Exercise requirements — Write out the listing below exactly, and omit any images you find in it.

Data extracted from a collection:
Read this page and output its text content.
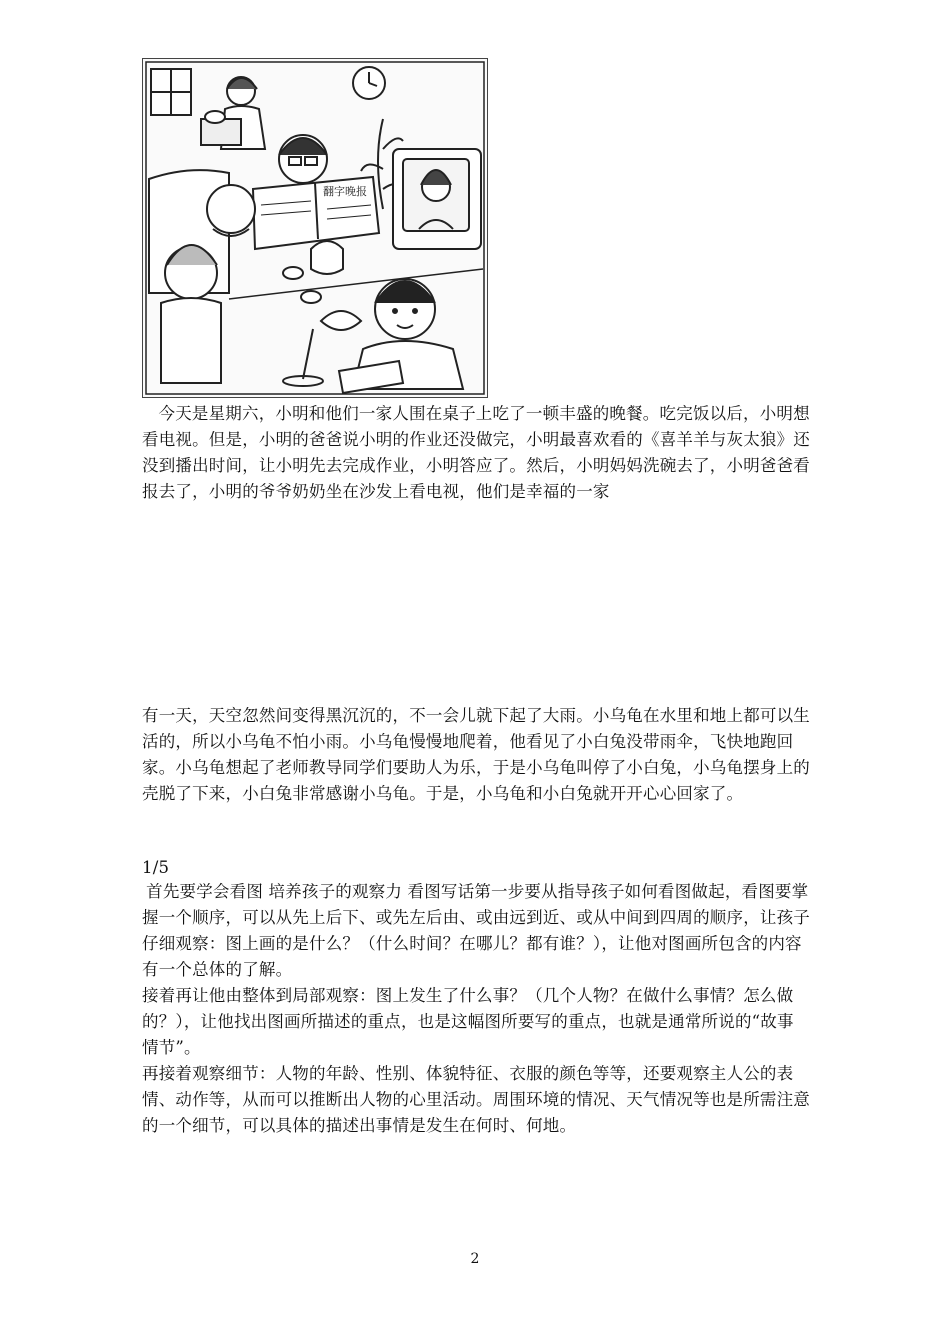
翻字晚报

今天是星期六，小明和他们一家人围在桌子上吃了一顿丰盛的晚餐。吃完饭以后，小明想看电视。但是，小明的爸爸说小明的作业还没做完，小明最喜欢看的《喜羊羊与灰太狼》还没到播出时间，让小明先去完成作业，小明答应了。然后，小明妈妈洗碗去了，小明爸爸看报去了，小明的爷爷奶奶坐在沙发上看电视，他们是幸福的一家

有一天，天空忽然间变得黑沉沉的，不一会儿就下起了大雨。小乌龟在水里和地上都可以生活的，所以小乌龟不怕小雨。小乌龟慢慢地爬着，他看见了小白兔没带雨伞，飞快地跑回家。小乌龟想起了老师教导同学们要助人为乐，于是小乌龟叫停了小白兔，小乌龟摆身上的壳脱了下来，小白兔非常感谢小乌龟。于是，小乌龟和小白兔就开开心心回家了。

1/5

首先要学会看图 培养孩子的观察力 看图写话第一步要从指导孩子如何看图做起，看图要掌握一个顺序，可以从先上后下、或先左后由、或由远到近、或从中间到四周的顺序，让孩子仔细观察：图上画的是什么？（什么时间？在哪儿？都有谁？），让他对图画所包含的内容有一个总体的了解。

接着再让他由整体到局部观察：图上发生了什么事？（几个人物？在做什么事情？怎么做的？），让他找出图画所描述的重点，也是这幅图所要写的重点，也就是通常所说的“故事情节”。

再接着观察细节：人物的年龄、性别、体貌特征、衣服的颜色等等，还要观察主人公的表情、动作等，从而可以推断出人物的心里活动。周围环境的情况、天气情况等也是所需注意的一个细节，可以具体的描述出事情是发生在何时、何地。

2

Answer —
Read this page and output its text content.
翻字晚报

今天是星期六，小明和他们一家人围在桌子上吃了一顿丰盛的晚餐。吃完饭以后，小明想看电视。但是，小明的爸爸说小明的作业还没做完，小明最喜欢看的《喜羊羊与灰太狼》还没到播出时间，让小明先去完成作业，小明答应了。然后，小明妈妈洗碗去了，小明爸爸看报去了，小明的爷爷奶奶坐在沙发上看电视，他们是幸福的一家

有一天，天空忽然间变得黑沉沉的，不一会儿就下起了大雨。小乌龟在水里和地上都可以生活的，所以小乌龟不怕小雨。小乌龟慢慢地爬着，他看见了小白兔没带雨伞，飞快地跑回家。小乌龟想起了老师教导同学们要助人为乐，于是小乌龟叫停了小白兔，小乌龟摆身上的壳脱了下来，小白兔非常感谢小乌龟。于是，小乌龟和小白兔就开开心心回家了。

1/5

首先要学会看图 培养孩子的观察力 看图写话第一步要从指导孩子如何看图做起，看图要掌握一个顺序，可以从先上后下、或先左后由、或由远到近、或从中间到四周的顺序，让孩子仔细观察：图上画的是什么？（什么时间？在哪儿？都有谁？），让他对图画所包含的内容有一个总体的了解。

接着再让他由整体到局部观察：图上发生了什么事？（几个人物？在做什么事情？怎么做的？），让他找出图画所描述的重点，也是这幅图所要写的重点，也就是通常所说的“故事情节”。

再接着观察细节：人物的年龄、性别、体貌特征、衣服的颜色等等，还要观察主人公的表情、动作等，从而可以推断出人物的心里活动。周围环境的情况、天气情况等也是所需注意的一个细节，可以具体的描述出事情是发生在何时、何地。

2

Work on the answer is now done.